Raw data →
+++
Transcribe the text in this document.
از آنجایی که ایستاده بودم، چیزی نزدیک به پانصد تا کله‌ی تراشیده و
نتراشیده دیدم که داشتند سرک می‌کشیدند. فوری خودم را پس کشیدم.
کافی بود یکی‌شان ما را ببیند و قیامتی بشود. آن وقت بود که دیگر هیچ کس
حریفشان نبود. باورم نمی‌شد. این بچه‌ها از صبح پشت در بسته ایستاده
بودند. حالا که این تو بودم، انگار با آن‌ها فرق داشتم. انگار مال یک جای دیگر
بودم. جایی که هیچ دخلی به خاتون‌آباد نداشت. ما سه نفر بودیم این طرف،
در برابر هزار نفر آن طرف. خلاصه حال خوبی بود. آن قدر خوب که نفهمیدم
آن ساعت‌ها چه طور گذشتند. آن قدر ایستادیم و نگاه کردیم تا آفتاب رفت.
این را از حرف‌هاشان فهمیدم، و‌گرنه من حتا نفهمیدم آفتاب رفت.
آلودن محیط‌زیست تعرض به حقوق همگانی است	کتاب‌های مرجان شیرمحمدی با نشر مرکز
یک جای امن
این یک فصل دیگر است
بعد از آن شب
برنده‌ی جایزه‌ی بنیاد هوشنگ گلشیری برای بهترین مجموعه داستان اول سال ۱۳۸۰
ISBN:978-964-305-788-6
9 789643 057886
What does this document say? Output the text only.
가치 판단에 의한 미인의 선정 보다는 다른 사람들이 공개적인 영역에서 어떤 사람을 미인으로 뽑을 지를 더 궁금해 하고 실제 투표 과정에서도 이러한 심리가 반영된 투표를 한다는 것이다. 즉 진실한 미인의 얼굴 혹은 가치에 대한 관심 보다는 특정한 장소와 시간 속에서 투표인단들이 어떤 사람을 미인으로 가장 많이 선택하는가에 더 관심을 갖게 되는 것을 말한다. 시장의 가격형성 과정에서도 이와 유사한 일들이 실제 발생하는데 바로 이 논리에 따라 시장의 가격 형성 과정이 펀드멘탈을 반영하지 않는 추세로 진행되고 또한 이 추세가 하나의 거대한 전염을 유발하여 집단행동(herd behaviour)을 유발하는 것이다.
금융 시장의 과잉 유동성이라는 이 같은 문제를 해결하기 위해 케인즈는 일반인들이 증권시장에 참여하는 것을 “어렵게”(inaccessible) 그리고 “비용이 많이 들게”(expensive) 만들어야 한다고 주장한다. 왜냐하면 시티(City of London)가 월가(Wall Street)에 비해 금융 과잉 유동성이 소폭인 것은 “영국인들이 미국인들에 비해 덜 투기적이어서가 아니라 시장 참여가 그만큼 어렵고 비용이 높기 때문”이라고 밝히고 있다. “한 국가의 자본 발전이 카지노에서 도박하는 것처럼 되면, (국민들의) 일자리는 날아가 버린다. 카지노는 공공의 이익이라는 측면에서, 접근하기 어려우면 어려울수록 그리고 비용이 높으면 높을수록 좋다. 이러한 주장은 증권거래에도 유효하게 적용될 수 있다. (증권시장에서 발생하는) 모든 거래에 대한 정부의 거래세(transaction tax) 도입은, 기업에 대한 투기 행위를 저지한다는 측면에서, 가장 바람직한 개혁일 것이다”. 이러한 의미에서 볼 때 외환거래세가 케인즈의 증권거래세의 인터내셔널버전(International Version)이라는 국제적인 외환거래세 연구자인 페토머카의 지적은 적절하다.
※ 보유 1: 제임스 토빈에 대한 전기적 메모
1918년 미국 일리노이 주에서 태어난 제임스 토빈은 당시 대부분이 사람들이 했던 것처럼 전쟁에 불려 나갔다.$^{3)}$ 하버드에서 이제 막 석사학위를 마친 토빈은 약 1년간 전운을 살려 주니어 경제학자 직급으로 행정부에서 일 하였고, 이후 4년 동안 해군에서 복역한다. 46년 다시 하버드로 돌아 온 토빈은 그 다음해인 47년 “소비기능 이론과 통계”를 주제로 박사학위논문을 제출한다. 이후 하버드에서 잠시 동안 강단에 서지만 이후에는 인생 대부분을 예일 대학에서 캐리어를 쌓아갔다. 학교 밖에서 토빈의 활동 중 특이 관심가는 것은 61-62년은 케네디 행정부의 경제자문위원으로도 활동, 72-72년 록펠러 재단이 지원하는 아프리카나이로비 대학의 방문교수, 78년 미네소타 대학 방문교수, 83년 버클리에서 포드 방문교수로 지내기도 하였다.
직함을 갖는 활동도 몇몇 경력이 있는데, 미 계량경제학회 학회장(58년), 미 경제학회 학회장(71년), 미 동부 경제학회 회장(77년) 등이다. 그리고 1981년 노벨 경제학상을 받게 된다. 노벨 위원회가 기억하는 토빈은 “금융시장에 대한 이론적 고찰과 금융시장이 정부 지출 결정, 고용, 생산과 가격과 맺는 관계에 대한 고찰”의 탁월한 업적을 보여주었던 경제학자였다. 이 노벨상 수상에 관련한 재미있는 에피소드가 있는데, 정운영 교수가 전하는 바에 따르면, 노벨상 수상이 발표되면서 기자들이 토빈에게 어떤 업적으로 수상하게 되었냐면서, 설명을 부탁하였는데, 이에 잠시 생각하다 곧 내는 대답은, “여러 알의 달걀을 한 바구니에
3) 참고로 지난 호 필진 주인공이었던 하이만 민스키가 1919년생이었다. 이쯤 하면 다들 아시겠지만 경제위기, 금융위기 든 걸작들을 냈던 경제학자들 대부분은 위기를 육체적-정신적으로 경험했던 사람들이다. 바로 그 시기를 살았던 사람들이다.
+++
Written request → Copy out every line in the listing where the word "text" appears.

Answer for the task →
Transcribe the text in this document.
What does this document say? Output the text only.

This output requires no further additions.